• _DATASET EXTRACT_:
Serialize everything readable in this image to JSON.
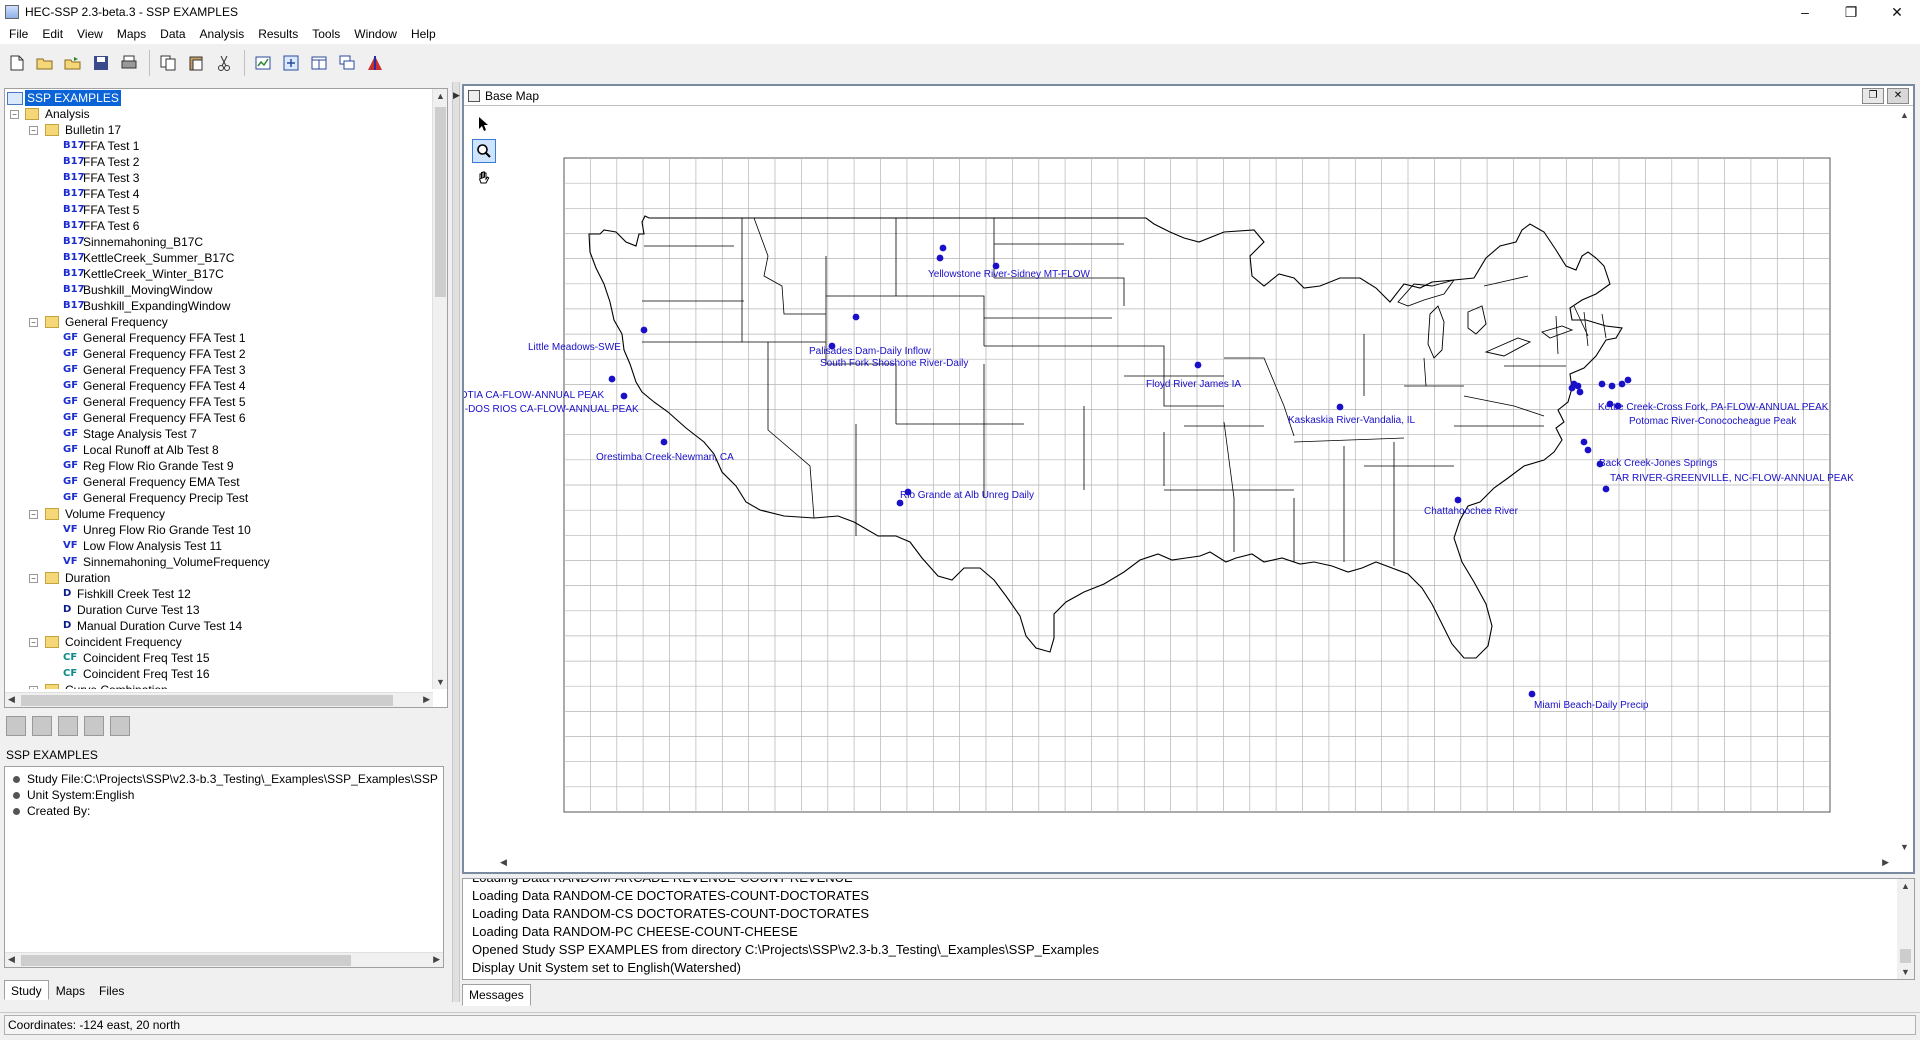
{
  "window": {
    "title": "HEC-SSP 2.3-beta.3 - SSP EXAMPLES",
    "minimize": "–",
    "maximize": "❐",
    "close": "✕"
  },
  "menu": [
    "File",
    "Edit",
    "View",
    "Maps",
    "Data",
    "Analysis",
    "Results",
    "Tools",
    "Window",
    "Help"
  ],
  "tree": {
    "root": "SSP EXAMPLES",
    "analysis_folder": "Analysis",
    "groups": [
      {
        "label": "Bulletin 17",
        "tag": "B17",
        "items": [
          "FFA Test 1",
          "FFA Test 2",
          "FFA Test 3",
          "FFA Test 4",
          "FFA Test 5",
          "FFA Test 6",
          "Sinnemahoning_B17C",
          "KettleCreek_Summer_B17C",
          "KettleCreek_Winter_B17C",
          "Bushkill_MovingWindow",
          "Bushkill_ExpandingWindow"
        ]
      },
      {
        "label": "General Frequency",
        "tag": "GF",
        "items": [
          "General Frequency FFA Test 1",
          "General Frequency FFA Test 2",
          "General Frequency FFA Test 3",
          "General Frequency FFA Test 4",
          "General Frequency FFA Test 5",
          "General Frequency FFA Test 6",
          "Stage Analysis Test 7",
          "Local Runoff at Alb Test 8",
          "Reg Flow Rio Grande Test 9",
          "General Frequency EMA Test",
          "General Frequency Precip Test"
        ]
      },
      {
        "label": "Volume Frequency",
        "tag": "VF",
        "items": [
          "Unreg Flow Rio Grande Test 10",
          "Low Flow Analysis Test 11",
          "Sinnemahoning_VolumeFrequency"
        ]
      },
      {
        "label": "Duration",
        "tag": "D",
        "items": [
          "Fishkill Creek Test 12",
          "Duration Curve Test 13",
          "Manual Duration Curve Test 14"
        ]
      },
      {
        "label": "Coincident Frequency",
        "tag": "CF",
        "items": [
          "Coincident Freq Test 15",
          "Coincident Freq Test 16"
        ]
      },
      {
        "label": "Curve Combination",
        "tag": "",
        "items": []
      }
    ]
  },
  "info": {
    "title": "SSP EXAMPLES",
    "rows": [
      "Study File:C:\\Projects\\SSP\\v2.3-b.3_Testing\\_Examples\\SSP_Examples\\SSP",
      "Unit System:English",
      "Created By:"
    ]
  },
  "left_tabs": [
    "Study",
    "Maps",
    "Files"
  ],
  "map": {
    "title": "Base Map",
    "gauges": [
      {
        "label": "Little Meadows-SWE"
      },
      {
        "label": "EEL R-SCOTIA CA-FLOW-ANNUAL PEAK"
      },
      {
        "label": "MF EEL R-DOS RIOS CA-FLOW-ANNUAL PEAK"
      },
      {
        "label": "Orestimba Creek-Newman, CA"
      },
      {
        "label": "Yellowstone River-Sidney MT-FLOW"
      },
      {
        "label": "South Fork Shoshone River-Daily"
      },
      {
        "label": "Palisades Dam-Daily Inflow"
      },
      {
        "label": "Rio Grande at Alb Unreg Daily"
      },
      {
        "label": "Floyd River James IA"
      },
      {
        "label": "Kaskaskia River-Vandalia, IL"
      },
      {
        "label": "Kettle Creek-Cross Fork, PA-FLOW-ANNUAL PEAK"
      },
      {
        "label": "Potomac River-Conococheague Peak"
      },
      {
        "label": "Back Creek-Jones Springs"
      },
      {
        "label": "TAR RIVER-GREENVILLE, NC-FLOW-ANNUAL PEAK"
      },
      {
        "label": "Chattahoochee River"
      },
      {
        "label": "Miami Beach-Daily Precip"
      }
    ]
  },
  "messages": {
    "lines": [
      "Loading Data RANDOM-ARCADE REVENUE-COUNT-REVENUE",
      "Loading Data RANDOM-CE DOCTORATES-COUNT-DOCTORATES",
      "Loading Data RANDOM-CS DOCTORATES-COUNT-DOCTORATES",
      "Loading Data RANDOM-PC CHEESE-COUNT-CHEESE",
      "Opened Study SSP EXAMPLES from directory C:\\Projects\\SSP\\v2.3-b.3_Testing\\_Examples\\SSP_Examples",
      "Display Unit System set to English(Watershed)"
    ],
    "tab": "Messages"
  },
  "status": {
    "coordinates": "Coordinates: -124 east, 20 north"
  },
  "colors": {
    "gauge": "#1a10c8",
    "gauge_label": "#1a10c8",
    "selection": "#0a64d8"
  }
}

• _WHAT IS EXPECTED_:
Your task is to repeat the material above exactly, without its pictures.

• _COMPLETED EXERCISE_:
Serialize everything readable in this image to JSON.
{
  "window": {
    "title": "HEC-SSP 2.3-beta.3 - SSP EXAMPLES",
    "minimize": "–",
    "maximize": "❐",
    "close": "✕"
  },
  "menu": [
    "File",
    "Edit",
    "View",
    "Maps",
    "Data",
    "Analysis",
    "Results",
    "Tools",
    "Window",
    "Help"
  ],
  "tree": {
    "root": "SSP EXAMPLES",
    "analysis_folder": "Analysis",
    "groups": [
      {
        "label": "Bulletin 17",
        "tag": "B17",
        "items": [
          "FFA Test 1",
          "FFA Test 2",
          "FFA Test 3",
          "FFA Test 4",
          "FFA Test 5",
          "FFA Test 6",
          "Sinnemahoning_B17C",
          "KettleCreek_Summer_B17C",
          "KettleCreek_Winter_B17C",
          "Bushkill_MovingWindow",
          "Bushkill_ExpandingWindow"
        ]
      },
      {
        "label": "General Frequency",
        "tag": "GF",
        "items": [
          "General Frequency FFA Test 1",
          "General Frequency FFA Test 2",
          "General Frequency FFA Test 3",
          "General Frequency FFA Test 4",
          "General Frequency FFA Test 5",
          "General Frequency FFA Test 6",
          "Stage Analysis Test 7",
          "Local Runoff at Alb Test 8",
          "Reg Flow Rio Grande Test 9",
          "General Frequency EMA Test",
          "General Frequency Precip Test"
        ]
      },
      {
        "label": "Volume Frequency",
        "tag": "VF",
        "items": [
          "Unreg Flow Rio Grande Test 10",
          "Low Flow Analysis Test 11",
          "Sinnemahoning_VolumeFrequency"
        ]
      },
      {
        "label": "Duration",
        "tag": "D",
        "items": [
          "Fishkill Creek Test 12",
          "Duration Curve Test 13",
          "Manual Duration Curve Test 14"
        ]
      },
      {
        "label": "Coincident Frequency",
        "tag": "CF",
        "items": [
          "Coincident Freq Test 15",
          "Coincident Freq Test 16"
        ]
      },
      {
        "label": "Curve Combination",
        "tag": "",
        "items": []
      }
    ]
  },
  "info": {
    "title": "SSP EXAMPLES",
    "rows": [
      "Study File:C:\\Projects\\SSP\\v2.3-b.3_Testing\\_Examples\\SSP_Examples\\SSP",
      "Unit System:English",
      "Created By:"
    ]
  },
  "left_tabs": [
    "Study",
    "Maps",
    "Files"
  ],
  "map": {
    "title": "Base Map",
    "gauges": [
      {
        "label": "Little Meadows-SWE"
      },
      {
        "label": "EEL R-SCOTIA CA-FLOW-ANNUAL PEAK"
      },
      {
        "label": "MF EEL R-DOS RIOS CA-FLOW-ANNUAL PEAK"
      },
      {
        "label": "Orestimba Creek-Newman, CA"
      },
      {
        "label": "Yellowstone River-Sidney MT-FLOW"
      },
      {
        "label": "South Fork Shoshone River-Daily"
      },
      {
        "label": "Palisades Dam-Daily Inflow"
      },
      {
        "label": "Rio Grande at Alb Unreg Daily"
      },
      {
        "label": "Floyd River James IA"
      },
      {
        "label": "Kaskaskia River-Vandalia, IL"
      },
      {
        "label": "Kettle Creek-Cross Fork, PA-FLOW-ANNUAL PEAK"
      },
      {
        "label": "Potomac River-Conococheague Peak"
      },
      {
        "label": "Back Creek-Jones Springs"
      },
      {
        "label": "TAR RIVER-GREENVILLE, NC-FLOW-ANNUAL PEAK"
      },
      {
        "label": "Chattahoochee River"
      },
      {
        "label": "Miami Beach-Daily Precip"
      }
    ]
  },
  "messages": {
    "lines": [
      "Loading Data RANDOM-ARCADE REVENUE-COUNT-REVENUE",
      "Loading Data RANDOM-CE DOCTORATES-COUNT-DOCTORATES",
      "Loading Data RANDOM-CS DOCTORATES-COUNT-DOCTORATES",
      "Loading Data RANDOM-PC CHEESE-COUNT-CHEESE",
      "Opened Study SSP EXAMPLES from directory C:\\Projects\\SSP\\v2.3-b.3_Testing\\_Examples\\SSP_Examples",
      "Display Unit System set to English(Watershed)"
    ],
    "tab": "Messages"
  },
  "status": {
    "coordinates": "Coordinates: -124 east, 20 north"
  },
  "colors": {
    "gauge": "#1a10c8",
    "gauge_label": "#1a10c8",
    "selection": "#0a64d8"
  }
}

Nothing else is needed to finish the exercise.